**GIVEN INSTRUCTION:** Every line that holds the string "ylabel" is to be identified and copied.

**DATASET RECORDS:**
[start]

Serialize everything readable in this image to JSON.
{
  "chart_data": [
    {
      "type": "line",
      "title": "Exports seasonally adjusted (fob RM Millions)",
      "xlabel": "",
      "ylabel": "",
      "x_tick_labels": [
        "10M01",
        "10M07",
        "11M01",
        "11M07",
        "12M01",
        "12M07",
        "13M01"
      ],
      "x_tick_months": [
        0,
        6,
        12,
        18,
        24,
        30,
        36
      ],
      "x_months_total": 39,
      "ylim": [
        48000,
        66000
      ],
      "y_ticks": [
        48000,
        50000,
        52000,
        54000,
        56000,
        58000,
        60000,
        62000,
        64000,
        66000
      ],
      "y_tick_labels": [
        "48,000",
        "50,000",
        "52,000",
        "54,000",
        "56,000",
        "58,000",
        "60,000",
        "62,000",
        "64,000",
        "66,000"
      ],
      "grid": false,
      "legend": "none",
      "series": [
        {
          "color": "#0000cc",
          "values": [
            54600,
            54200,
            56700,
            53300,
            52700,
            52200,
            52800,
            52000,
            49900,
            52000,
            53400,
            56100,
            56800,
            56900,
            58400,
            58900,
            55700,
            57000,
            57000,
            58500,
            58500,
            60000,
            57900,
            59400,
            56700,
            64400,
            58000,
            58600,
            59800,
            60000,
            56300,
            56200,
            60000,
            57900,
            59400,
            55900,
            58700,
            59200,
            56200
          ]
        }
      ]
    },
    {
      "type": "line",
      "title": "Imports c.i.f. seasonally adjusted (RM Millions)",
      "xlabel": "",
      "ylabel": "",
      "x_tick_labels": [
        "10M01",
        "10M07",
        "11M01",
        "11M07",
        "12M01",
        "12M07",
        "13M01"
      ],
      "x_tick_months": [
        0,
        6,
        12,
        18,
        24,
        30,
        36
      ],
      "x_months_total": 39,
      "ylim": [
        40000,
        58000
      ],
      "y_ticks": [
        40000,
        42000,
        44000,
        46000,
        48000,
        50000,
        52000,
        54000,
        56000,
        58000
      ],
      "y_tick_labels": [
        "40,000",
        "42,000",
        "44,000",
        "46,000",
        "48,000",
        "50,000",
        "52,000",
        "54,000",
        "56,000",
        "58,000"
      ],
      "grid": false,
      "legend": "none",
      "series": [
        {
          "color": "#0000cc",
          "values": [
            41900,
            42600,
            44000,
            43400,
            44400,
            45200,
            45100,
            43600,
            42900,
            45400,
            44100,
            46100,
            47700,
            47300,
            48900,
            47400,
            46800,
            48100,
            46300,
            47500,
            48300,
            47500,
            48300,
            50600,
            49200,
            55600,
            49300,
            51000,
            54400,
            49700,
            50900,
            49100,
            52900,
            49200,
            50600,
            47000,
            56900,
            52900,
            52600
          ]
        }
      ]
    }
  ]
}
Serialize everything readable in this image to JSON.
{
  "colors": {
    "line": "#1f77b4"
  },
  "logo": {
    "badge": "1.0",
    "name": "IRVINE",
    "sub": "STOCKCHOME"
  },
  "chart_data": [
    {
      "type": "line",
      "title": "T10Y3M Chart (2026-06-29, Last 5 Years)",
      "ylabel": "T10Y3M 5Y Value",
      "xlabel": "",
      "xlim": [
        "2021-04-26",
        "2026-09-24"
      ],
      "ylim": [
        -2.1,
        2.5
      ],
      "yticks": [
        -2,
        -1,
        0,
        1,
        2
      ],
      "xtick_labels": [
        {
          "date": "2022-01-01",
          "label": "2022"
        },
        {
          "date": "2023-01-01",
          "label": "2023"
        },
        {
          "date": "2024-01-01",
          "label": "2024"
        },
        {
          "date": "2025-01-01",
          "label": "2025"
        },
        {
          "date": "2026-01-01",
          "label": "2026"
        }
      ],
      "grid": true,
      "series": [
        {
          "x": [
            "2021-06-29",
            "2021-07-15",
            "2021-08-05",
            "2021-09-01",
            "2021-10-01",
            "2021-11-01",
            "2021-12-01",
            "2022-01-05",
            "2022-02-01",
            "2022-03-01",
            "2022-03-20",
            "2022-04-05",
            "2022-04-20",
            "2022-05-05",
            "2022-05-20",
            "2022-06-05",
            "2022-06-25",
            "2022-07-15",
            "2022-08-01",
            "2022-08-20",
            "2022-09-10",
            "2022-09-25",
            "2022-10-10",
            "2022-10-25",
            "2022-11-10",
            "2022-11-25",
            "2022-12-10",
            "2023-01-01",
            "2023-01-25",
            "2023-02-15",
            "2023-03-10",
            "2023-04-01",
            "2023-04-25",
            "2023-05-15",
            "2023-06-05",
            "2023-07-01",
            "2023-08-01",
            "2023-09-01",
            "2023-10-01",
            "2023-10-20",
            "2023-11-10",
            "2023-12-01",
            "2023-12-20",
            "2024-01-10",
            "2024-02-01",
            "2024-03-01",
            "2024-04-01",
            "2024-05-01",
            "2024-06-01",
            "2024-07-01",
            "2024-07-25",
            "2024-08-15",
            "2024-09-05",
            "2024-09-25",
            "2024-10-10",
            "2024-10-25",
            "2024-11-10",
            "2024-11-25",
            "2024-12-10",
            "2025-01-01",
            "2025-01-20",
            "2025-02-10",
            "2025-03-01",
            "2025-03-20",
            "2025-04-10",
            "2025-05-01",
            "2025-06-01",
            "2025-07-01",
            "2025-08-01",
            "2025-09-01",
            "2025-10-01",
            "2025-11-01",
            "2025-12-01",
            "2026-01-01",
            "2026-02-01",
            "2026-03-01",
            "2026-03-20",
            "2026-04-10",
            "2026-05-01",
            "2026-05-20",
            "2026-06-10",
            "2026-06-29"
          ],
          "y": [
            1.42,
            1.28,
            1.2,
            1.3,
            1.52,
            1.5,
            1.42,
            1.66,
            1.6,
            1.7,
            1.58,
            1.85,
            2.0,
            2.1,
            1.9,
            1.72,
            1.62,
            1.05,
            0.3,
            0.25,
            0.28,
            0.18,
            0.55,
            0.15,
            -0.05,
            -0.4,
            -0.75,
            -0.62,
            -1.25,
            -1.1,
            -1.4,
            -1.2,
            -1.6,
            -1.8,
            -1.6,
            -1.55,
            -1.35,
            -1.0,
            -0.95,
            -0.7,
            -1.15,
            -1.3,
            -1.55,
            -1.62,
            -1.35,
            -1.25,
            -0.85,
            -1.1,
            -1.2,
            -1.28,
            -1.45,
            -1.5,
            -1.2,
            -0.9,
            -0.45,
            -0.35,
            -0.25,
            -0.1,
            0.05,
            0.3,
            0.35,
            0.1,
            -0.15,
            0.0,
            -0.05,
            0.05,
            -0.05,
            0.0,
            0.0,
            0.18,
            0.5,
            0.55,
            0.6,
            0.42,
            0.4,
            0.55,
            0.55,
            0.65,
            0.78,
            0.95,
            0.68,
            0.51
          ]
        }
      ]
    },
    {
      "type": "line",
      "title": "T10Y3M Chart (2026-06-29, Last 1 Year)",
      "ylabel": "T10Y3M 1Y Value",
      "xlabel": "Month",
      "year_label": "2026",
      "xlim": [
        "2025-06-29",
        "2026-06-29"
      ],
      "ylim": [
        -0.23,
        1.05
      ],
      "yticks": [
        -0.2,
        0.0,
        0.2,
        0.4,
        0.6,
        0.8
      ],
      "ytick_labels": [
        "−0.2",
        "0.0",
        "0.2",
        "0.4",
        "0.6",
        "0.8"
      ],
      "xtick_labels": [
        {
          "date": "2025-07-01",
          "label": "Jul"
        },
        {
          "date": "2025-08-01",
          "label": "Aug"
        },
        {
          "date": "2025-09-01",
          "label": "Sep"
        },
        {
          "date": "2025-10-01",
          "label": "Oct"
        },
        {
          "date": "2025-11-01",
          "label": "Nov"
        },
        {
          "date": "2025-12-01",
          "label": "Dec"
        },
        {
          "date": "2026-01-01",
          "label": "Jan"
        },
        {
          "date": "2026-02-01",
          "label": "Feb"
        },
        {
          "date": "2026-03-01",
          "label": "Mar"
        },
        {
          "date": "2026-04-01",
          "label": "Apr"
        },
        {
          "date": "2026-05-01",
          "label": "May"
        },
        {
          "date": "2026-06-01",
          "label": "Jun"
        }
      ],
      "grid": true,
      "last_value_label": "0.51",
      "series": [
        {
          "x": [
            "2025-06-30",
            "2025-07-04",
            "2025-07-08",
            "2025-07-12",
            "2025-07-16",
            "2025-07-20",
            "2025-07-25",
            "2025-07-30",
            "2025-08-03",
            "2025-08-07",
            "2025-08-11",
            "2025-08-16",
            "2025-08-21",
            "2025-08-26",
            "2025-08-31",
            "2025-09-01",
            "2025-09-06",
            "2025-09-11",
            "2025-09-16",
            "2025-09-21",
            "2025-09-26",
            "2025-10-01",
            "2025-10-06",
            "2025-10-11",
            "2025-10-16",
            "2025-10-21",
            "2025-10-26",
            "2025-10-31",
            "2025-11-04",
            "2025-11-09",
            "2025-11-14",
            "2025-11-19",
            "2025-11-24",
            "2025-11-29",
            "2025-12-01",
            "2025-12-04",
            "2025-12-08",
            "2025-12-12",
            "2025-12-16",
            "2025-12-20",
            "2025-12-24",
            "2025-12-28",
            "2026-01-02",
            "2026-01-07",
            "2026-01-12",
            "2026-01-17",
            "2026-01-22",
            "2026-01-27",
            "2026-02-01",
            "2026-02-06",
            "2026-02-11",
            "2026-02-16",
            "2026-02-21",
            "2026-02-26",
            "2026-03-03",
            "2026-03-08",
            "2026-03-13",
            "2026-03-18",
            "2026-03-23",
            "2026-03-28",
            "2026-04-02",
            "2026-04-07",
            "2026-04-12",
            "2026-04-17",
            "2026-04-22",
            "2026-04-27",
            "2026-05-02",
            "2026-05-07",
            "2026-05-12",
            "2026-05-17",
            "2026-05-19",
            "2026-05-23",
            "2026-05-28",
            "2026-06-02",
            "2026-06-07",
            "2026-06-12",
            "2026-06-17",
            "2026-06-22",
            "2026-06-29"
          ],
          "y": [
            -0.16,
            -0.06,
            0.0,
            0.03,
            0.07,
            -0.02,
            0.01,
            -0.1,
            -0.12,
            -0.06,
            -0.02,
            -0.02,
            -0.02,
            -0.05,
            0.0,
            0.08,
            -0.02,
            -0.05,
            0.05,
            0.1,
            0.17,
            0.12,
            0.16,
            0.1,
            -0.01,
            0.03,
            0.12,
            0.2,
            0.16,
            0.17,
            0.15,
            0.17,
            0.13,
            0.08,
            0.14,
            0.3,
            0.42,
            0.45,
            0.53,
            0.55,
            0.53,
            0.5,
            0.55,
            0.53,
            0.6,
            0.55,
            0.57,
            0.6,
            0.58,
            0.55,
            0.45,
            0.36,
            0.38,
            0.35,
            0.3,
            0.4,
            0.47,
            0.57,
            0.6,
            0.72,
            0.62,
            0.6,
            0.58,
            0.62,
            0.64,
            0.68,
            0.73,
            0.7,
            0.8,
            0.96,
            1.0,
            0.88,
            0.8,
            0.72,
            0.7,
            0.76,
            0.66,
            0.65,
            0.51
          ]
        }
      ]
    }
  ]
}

[end]

**THE REPLY:**
      "ylabel": "",
      "ylabel": "",
      "ylabel": "T10Y3M 5Y Value",
      "ylabel": "T10Y3M 1Y Value",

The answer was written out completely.